Exercise task: Copy out all lines of the records in which the word "JSON" appears.

Records provided:

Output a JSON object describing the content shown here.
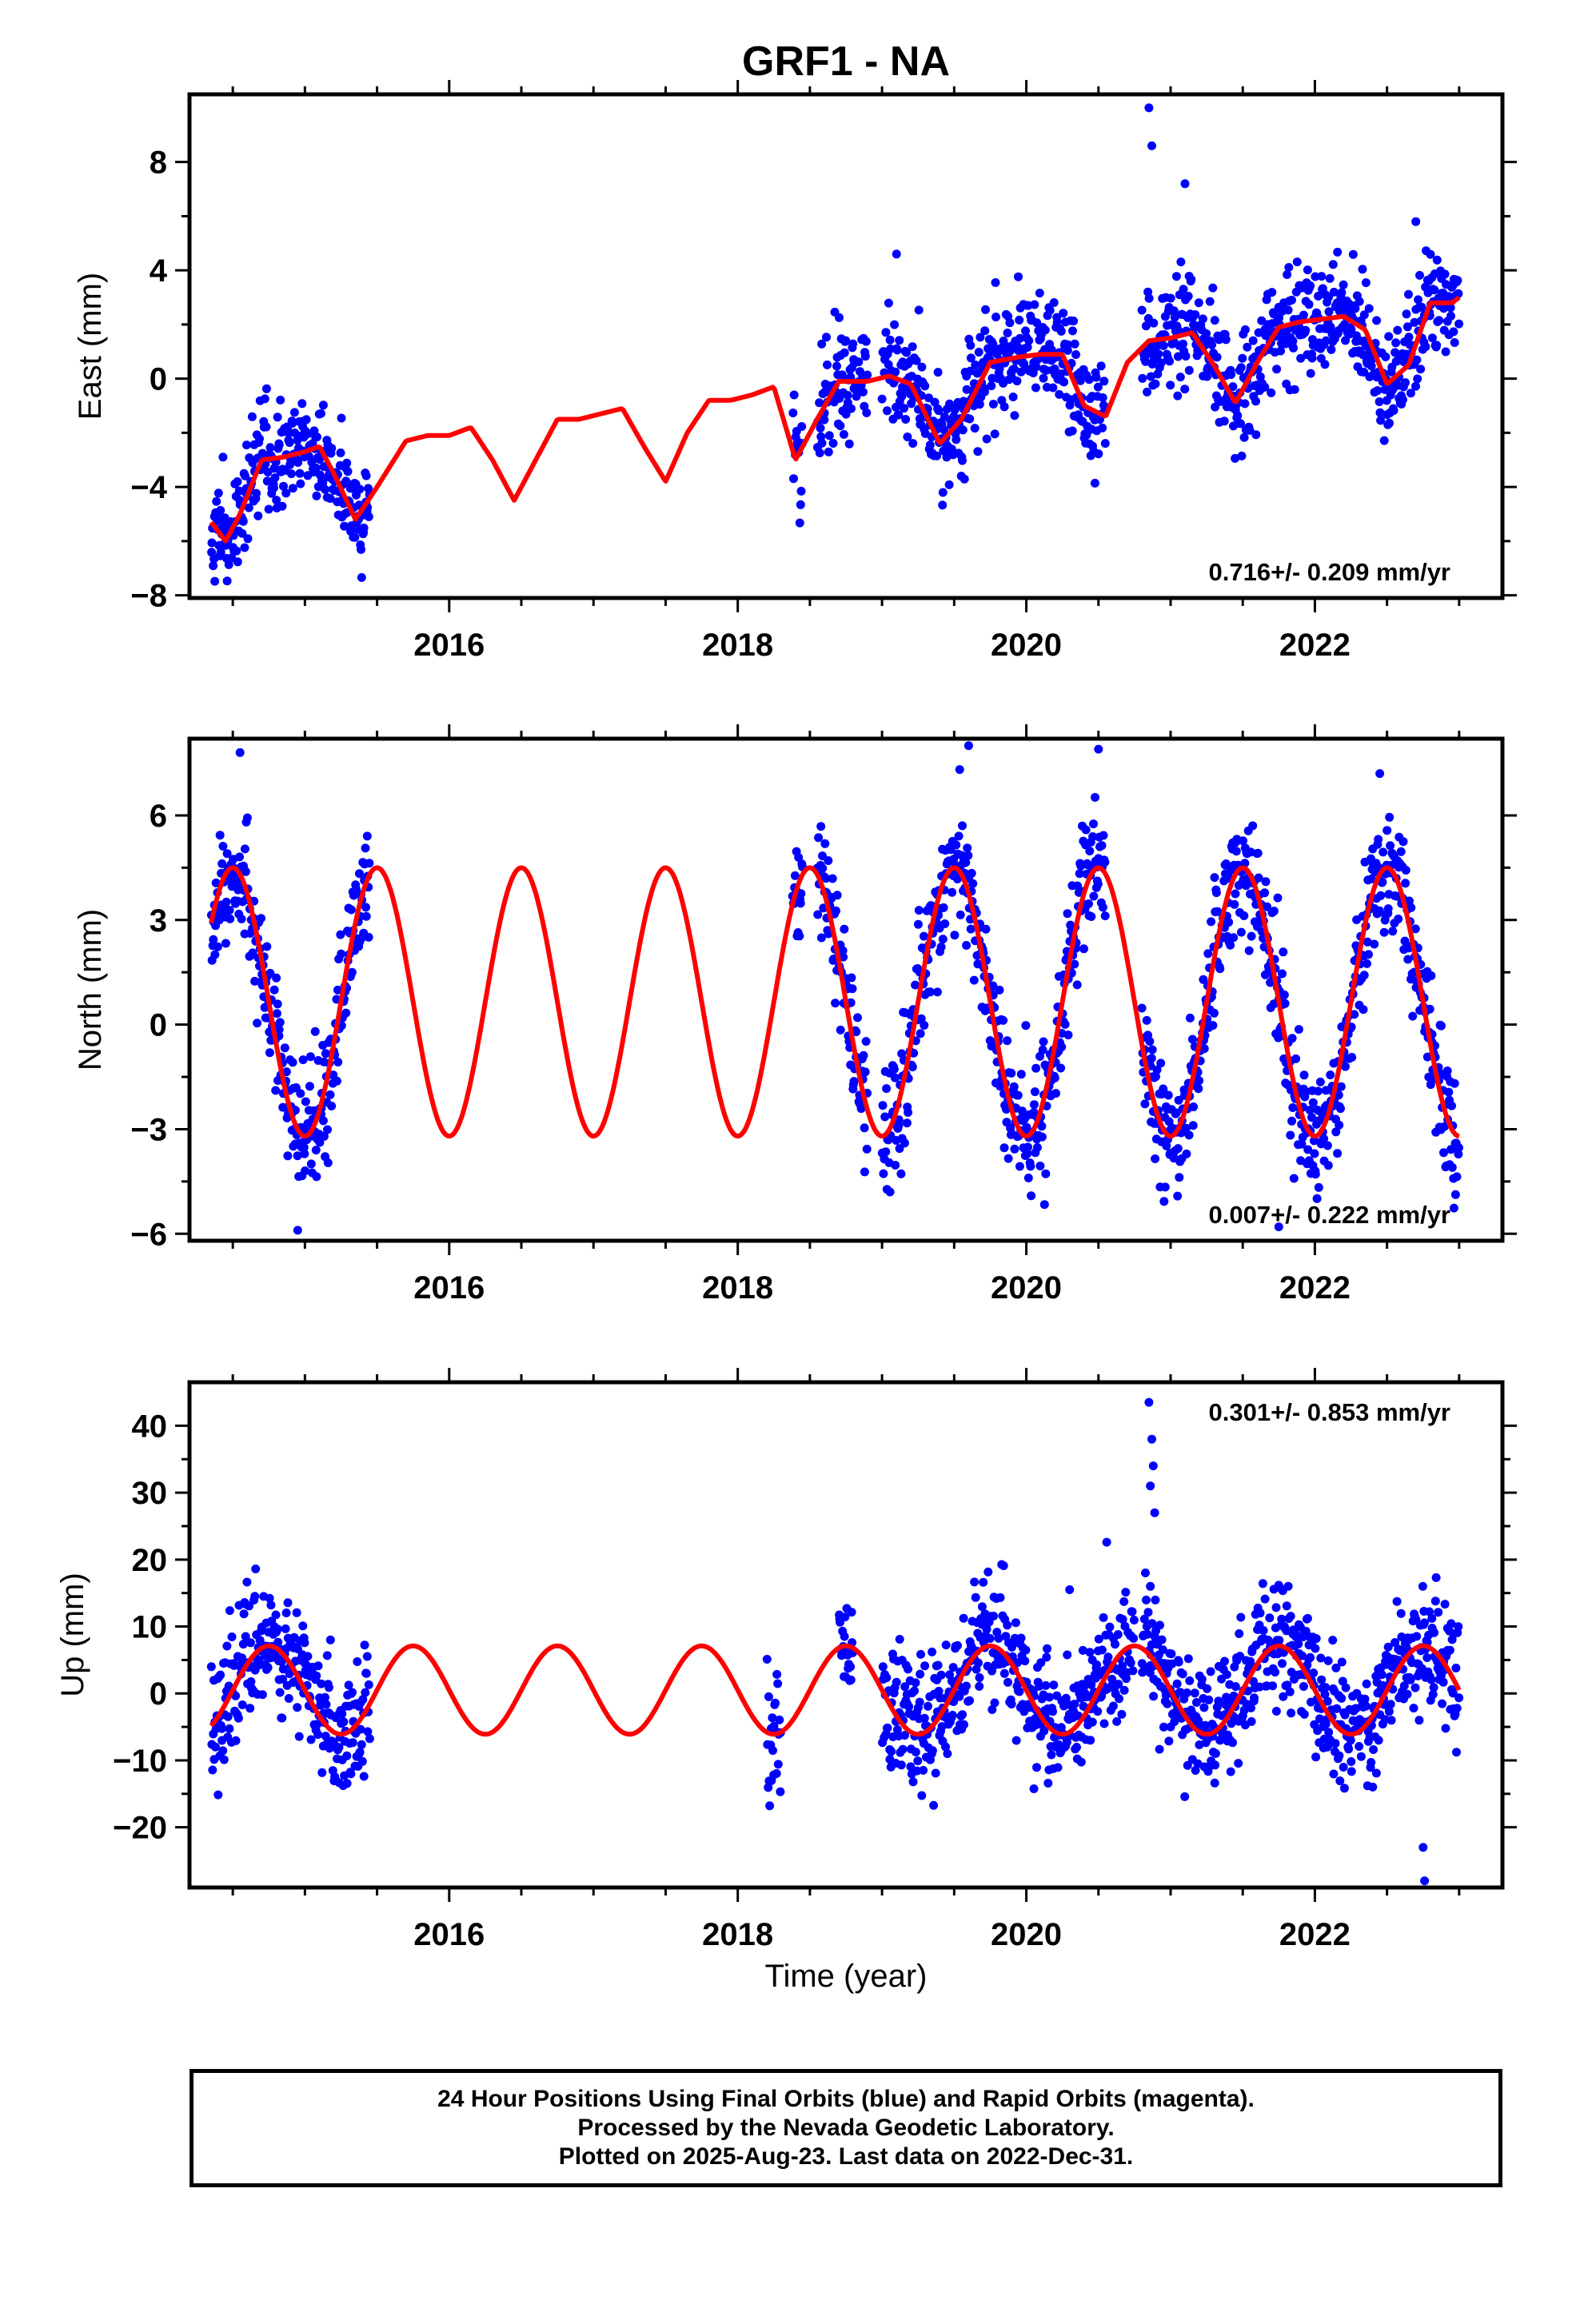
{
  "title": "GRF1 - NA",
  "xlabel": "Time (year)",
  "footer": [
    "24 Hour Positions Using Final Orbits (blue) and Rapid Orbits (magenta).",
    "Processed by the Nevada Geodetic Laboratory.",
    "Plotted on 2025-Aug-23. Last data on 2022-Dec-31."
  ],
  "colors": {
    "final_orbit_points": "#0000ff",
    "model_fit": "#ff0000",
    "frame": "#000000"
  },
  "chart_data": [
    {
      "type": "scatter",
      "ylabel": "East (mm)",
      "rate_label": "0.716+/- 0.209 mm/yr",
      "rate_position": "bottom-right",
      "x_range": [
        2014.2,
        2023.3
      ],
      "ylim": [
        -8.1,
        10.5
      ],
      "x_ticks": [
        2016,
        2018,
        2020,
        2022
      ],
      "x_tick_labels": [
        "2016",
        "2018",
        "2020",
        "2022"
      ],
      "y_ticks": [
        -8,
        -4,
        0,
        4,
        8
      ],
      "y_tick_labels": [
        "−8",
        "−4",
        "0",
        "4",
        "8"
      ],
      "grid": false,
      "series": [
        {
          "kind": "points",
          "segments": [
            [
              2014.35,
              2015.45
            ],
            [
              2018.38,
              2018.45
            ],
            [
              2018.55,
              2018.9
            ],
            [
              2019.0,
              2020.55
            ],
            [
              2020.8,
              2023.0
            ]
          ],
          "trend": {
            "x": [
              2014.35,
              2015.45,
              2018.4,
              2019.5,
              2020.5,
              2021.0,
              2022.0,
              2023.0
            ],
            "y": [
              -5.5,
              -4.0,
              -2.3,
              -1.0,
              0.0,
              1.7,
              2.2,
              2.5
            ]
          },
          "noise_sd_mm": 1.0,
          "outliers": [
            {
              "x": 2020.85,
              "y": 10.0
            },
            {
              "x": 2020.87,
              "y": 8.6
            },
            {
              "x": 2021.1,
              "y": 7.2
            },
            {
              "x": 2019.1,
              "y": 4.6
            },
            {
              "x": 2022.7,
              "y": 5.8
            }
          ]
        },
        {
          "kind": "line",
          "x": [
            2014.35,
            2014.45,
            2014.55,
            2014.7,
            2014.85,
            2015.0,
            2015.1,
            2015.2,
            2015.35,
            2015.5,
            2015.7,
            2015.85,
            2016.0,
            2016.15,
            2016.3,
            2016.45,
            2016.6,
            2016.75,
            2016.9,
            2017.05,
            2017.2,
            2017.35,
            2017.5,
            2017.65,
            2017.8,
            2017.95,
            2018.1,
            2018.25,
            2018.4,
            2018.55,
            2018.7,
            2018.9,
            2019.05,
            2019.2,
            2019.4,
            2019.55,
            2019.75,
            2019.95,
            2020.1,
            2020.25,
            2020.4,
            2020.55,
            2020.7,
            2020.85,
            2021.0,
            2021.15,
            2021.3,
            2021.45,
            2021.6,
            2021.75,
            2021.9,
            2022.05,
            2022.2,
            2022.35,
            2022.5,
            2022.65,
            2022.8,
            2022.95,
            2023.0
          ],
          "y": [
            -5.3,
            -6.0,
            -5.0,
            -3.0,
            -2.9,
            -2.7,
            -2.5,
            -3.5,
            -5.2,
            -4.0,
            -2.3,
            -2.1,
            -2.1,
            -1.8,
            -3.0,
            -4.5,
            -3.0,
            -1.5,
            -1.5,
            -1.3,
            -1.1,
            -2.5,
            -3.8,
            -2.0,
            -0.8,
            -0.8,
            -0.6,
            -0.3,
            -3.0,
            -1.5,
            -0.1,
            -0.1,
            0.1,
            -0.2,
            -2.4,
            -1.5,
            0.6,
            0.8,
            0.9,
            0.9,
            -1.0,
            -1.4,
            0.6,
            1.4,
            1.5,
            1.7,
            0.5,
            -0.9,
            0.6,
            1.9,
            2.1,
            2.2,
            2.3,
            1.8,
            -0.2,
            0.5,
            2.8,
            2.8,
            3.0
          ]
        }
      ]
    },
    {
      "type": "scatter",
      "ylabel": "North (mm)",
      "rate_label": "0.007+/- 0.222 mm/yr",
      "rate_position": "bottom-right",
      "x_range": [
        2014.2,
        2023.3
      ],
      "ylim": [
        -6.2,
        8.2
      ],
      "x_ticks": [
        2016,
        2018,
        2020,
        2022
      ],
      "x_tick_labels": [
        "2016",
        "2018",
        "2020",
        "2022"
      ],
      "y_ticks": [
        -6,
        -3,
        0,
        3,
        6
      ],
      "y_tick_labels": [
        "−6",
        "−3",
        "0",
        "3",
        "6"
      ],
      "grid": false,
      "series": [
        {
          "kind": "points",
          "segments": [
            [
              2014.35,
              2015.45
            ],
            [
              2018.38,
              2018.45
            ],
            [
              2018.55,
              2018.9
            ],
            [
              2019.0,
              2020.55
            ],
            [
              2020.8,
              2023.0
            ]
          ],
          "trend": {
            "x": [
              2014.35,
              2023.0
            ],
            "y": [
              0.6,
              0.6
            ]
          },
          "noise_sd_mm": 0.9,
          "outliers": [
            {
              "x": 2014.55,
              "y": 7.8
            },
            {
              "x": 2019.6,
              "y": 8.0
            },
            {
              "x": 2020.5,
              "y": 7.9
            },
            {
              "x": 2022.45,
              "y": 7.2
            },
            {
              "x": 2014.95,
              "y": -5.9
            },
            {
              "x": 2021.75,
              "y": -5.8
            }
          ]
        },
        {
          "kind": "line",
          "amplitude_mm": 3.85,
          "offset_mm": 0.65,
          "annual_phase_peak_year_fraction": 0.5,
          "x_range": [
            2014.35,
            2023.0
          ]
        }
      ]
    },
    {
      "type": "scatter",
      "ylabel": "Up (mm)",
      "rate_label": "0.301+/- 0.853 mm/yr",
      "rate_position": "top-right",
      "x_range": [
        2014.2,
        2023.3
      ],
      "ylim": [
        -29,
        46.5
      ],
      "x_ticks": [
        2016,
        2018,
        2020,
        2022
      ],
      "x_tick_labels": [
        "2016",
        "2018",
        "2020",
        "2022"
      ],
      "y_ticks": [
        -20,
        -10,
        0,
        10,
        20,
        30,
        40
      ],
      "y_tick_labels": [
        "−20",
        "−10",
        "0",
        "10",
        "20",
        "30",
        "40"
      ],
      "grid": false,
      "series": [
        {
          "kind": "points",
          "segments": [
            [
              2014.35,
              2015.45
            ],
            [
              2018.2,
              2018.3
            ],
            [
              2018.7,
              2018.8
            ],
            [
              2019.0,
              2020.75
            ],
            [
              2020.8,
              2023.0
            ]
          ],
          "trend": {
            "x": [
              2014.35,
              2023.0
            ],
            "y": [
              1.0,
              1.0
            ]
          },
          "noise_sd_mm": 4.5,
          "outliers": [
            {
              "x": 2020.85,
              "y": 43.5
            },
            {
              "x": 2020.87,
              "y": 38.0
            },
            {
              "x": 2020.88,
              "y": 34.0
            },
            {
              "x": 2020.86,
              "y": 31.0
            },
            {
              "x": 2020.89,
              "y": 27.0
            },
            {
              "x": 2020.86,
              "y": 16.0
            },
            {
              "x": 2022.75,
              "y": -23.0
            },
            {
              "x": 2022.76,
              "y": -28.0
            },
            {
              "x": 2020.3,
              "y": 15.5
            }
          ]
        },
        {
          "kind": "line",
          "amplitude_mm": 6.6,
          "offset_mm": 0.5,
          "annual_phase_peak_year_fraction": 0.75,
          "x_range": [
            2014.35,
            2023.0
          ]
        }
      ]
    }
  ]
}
--
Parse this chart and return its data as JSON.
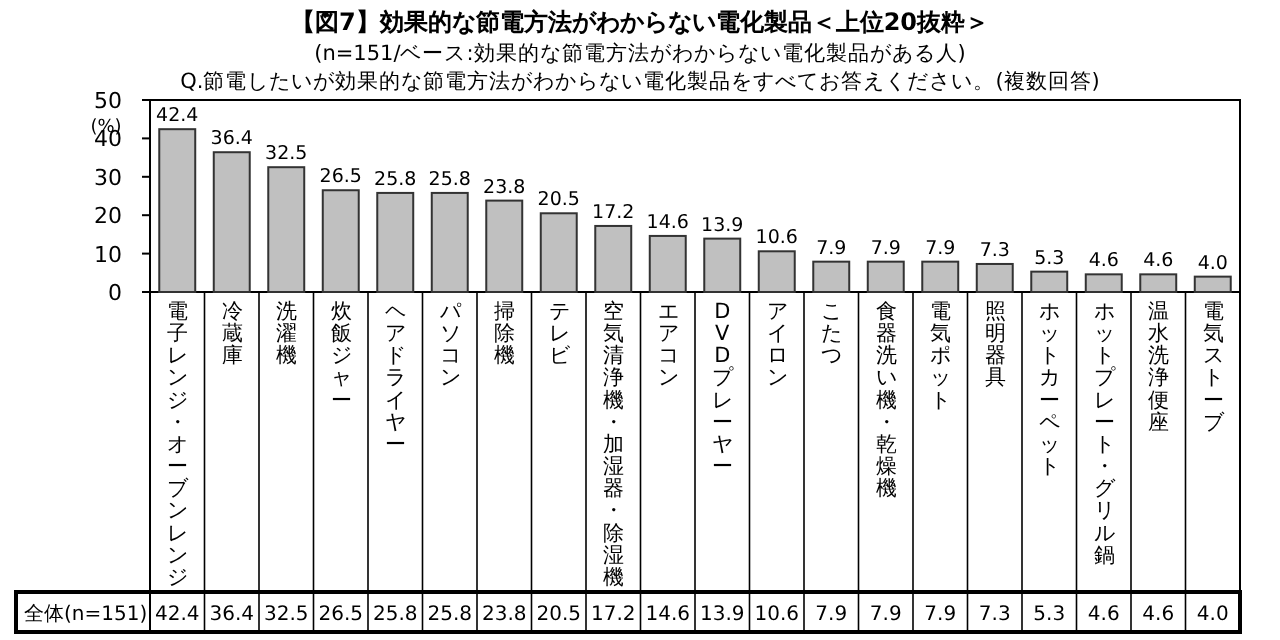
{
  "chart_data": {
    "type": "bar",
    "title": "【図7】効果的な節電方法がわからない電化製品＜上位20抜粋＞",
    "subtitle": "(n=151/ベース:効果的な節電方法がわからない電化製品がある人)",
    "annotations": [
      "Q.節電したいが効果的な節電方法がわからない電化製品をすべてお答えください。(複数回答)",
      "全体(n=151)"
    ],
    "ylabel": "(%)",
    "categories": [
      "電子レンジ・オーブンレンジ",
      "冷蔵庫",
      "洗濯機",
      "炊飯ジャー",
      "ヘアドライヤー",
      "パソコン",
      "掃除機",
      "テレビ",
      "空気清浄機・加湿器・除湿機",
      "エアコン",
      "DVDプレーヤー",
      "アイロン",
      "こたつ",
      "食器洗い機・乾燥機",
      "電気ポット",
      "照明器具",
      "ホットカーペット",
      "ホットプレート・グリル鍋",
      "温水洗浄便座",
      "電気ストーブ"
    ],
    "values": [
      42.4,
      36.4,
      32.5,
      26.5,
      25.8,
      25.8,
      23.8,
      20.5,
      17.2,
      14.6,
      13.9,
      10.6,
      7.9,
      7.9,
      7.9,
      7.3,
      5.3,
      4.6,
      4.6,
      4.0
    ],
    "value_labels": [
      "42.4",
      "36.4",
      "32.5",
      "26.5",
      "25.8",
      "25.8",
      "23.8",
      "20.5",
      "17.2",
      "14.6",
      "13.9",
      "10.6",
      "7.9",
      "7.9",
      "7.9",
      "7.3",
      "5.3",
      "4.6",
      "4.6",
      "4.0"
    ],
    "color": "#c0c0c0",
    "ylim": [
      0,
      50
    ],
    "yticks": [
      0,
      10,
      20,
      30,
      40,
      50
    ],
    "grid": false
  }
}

Full solution:
Output a JSON object describing the content shown here.
Parse this chart and return its data as JSON.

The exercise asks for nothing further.